Problem details:
Hunt for the word "data" across the entries below, copying each line that holds it.

##########

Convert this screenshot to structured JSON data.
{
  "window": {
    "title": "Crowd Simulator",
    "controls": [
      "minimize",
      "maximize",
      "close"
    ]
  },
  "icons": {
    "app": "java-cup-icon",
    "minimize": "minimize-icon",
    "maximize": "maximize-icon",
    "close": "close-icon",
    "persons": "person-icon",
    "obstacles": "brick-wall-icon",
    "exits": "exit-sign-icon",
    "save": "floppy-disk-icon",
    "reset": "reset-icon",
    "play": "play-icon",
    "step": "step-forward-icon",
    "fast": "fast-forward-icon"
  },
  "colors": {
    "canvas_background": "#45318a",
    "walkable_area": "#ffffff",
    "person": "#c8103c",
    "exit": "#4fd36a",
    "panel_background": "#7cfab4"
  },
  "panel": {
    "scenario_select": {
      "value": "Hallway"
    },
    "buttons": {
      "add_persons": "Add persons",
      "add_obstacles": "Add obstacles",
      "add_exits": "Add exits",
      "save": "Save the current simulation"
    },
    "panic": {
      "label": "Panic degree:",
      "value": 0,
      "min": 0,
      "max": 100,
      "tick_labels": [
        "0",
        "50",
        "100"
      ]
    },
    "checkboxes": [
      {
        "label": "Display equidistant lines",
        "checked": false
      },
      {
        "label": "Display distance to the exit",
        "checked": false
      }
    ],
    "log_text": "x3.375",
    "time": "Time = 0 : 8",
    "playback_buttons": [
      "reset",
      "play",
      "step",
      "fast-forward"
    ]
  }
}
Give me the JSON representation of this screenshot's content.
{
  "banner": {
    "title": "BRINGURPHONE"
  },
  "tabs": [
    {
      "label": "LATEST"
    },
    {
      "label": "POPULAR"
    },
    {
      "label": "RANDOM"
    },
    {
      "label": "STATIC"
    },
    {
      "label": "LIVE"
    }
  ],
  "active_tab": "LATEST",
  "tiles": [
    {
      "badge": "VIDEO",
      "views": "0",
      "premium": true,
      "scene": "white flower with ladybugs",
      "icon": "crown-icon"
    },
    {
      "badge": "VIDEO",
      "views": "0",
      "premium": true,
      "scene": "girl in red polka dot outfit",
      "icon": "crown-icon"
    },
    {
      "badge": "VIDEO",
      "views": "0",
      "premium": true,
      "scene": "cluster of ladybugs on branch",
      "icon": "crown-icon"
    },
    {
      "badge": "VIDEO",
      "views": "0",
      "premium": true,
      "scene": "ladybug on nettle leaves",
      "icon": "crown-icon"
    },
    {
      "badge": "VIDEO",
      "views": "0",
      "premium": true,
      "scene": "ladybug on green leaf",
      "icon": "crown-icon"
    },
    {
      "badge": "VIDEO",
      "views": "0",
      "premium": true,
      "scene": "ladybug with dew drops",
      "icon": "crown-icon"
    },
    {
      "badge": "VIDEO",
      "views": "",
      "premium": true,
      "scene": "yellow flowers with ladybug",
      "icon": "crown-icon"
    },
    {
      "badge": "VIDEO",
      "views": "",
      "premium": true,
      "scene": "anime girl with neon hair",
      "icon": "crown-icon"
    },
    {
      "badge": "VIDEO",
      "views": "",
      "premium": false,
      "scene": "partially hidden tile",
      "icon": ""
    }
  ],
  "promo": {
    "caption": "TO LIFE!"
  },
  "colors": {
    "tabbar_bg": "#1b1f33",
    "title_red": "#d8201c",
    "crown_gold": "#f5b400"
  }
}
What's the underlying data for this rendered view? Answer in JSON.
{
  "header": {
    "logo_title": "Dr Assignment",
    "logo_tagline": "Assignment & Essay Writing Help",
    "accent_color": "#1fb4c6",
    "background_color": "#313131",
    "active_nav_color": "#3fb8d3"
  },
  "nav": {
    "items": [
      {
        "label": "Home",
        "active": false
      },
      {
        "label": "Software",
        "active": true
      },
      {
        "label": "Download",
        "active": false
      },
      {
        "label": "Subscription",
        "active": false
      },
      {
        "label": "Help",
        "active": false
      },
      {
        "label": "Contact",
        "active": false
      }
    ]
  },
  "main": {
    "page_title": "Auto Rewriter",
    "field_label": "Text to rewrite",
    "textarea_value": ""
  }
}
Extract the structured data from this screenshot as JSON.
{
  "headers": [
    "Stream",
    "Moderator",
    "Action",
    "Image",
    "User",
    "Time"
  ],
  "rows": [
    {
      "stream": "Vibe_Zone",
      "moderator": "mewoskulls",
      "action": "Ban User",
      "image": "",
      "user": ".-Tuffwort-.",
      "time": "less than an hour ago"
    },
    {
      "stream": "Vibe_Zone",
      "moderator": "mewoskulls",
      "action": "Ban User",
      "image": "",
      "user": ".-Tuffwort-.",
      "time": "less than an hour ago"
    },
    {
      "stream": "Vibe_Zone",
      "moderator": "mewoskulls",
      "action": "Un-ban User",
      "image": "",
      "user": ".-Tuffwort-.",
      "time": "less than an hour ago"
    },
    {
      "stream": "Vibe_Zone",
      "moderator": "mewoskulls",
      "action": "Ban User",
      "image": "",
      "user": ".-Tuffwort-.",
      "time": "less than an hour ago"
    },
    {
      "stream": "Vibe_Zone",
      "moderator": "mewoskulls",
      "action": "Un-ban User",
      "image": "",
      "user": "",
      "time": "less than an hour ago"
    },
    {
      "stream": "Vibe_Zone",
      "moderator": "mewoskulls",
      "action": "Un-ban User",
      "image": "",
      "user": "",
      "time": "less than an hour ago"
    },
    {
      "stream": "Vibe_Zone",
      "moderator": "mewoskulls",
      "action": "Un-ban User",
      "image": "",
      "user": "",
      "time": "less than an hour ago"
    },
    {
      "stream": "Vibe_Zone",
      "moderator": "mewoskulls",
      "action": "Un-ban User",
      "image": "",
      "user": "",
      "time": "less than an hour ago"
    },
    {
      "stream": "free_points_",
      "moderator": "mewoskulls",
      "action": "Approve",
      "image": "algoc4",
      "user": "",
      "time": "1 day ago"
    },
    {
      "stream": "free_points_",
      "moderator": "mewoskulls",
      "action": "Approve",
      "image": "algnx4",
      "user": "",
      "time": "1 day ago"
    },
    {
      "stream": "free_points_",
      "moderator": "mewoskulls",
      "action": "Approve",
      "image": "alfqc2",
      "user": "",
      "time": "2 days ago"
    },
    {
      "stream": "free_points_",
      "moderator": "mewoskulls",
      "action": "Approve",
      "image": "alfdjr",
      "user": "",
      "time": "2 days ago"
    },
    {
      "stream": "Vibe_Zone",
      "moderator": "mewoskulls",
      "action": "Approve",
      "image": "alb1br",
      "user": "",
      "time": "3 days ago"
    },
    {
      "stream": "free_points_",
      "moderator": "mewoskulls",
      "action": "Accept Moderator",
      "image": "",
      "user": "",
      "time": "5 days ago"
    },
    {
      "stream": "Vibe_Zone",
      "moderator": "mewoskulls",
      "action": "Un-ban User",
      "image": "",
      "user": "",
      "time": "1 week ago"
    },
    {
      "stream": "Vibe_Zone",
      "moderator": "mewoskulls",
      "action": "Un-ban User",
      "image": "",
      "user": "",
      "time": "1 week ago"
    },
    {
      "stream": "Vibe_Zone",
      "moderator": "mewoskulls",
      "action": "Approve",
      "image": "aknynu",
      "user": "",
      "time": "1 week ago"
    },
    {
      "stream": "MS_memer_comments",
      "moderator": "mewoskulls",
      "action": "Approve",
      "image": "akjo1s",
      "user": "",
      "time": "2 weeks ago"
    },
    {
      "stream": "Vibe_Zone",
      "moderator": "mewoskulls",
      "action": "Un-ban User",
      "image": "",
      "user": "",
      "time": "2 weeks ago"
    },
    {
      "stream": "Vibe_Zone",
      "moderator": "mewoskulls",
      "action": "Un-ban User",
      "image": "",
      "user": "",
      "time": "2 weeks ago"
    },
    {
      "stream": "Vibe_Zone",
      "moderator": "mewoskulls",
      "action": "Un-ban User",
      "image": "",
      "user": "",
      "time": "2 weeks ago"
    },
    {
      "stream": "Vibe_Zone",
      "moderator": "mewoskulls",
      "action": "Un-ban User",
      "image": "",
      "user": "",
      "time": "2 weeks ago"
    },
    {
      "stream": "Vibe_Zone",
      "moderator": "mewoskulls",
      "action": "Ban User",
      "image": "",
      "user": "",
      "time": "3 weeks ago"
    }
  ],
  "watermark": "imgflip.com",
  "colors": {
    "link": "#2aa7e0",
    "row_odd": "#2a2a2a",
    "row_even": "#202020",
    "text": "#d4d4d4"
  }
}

##########

The completed task:
Convert this screenshot to structured JSON data.
What's the underlying data for this rendered view? Answer in JSON.
Extract the structured data from this screenshot as JSON.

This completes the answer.